- [WHAT THE EXERCISE ASKS]: Search the material for the string "直接调制", then return every line where it is found.

>>>

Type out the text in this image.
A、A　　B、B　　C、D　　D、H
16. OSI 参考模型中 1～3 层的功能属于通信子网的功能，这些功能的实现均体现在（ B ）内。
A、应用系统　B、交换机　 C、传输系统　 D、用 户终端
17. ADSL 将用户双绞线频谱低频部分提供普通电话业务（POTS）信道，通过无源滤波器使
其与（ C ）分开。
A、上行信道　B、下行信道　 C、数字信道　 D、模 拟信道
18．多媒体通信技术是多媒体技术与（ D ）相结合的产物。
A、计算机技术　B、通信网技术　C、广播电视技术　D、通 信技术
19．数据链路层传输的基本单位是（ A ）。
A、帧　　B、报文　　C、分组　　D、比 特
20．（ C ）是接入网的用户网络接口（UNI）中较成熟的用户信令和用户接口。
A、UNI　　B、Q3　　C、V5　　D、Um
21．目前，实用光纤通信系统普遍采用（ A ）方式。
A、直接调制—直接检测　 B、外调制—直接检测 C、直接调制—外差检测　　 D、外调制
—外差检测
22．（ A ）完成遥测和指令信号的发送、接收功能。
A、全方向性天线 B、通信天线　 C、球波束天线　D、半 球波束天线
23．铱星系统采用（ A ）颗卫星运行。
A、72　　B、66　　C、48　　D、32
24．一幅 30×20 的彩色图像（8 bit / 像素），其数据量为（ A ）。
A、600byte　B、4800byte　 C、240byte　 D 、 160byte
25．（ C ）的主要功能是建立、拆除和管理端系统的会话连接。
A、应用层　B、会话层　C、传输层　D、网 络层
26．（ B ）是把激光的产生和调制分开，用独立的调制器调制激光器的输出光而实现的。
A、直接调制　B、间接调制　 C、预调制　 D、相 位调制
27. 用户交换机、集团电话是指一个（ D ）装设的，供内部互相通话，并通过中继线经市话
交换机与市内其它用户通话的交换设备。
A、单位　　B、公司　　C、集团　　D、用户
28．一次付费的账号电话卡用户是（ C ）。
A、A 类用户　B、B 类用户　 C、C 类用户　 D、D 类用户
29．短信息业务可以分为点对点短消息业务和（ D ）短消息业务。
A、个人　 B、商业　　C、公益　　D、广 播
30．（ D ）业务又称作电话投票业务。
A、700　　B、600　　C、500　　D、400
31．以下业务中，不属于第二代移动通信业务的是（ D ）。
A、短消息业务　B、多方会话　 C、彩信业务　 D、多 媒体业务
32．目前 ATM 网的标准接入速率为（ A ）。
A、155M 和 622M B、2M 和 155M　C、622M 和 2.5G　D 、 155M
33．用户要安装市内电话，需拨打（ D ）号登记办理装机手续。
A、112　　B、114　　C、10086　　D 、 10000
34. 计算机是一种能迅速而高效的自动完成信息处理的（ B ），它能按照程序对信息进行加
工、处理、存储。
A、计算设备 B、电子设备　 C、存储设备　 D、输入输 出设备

<<<

- [FINAL RESULT]:
A、直接调制—直接检测　 B、外调制—直接检测 C、直接调制—外差检测　　 D、外调制
A、直接调制　B、间接调制　 C、预调制　 D、相 位调制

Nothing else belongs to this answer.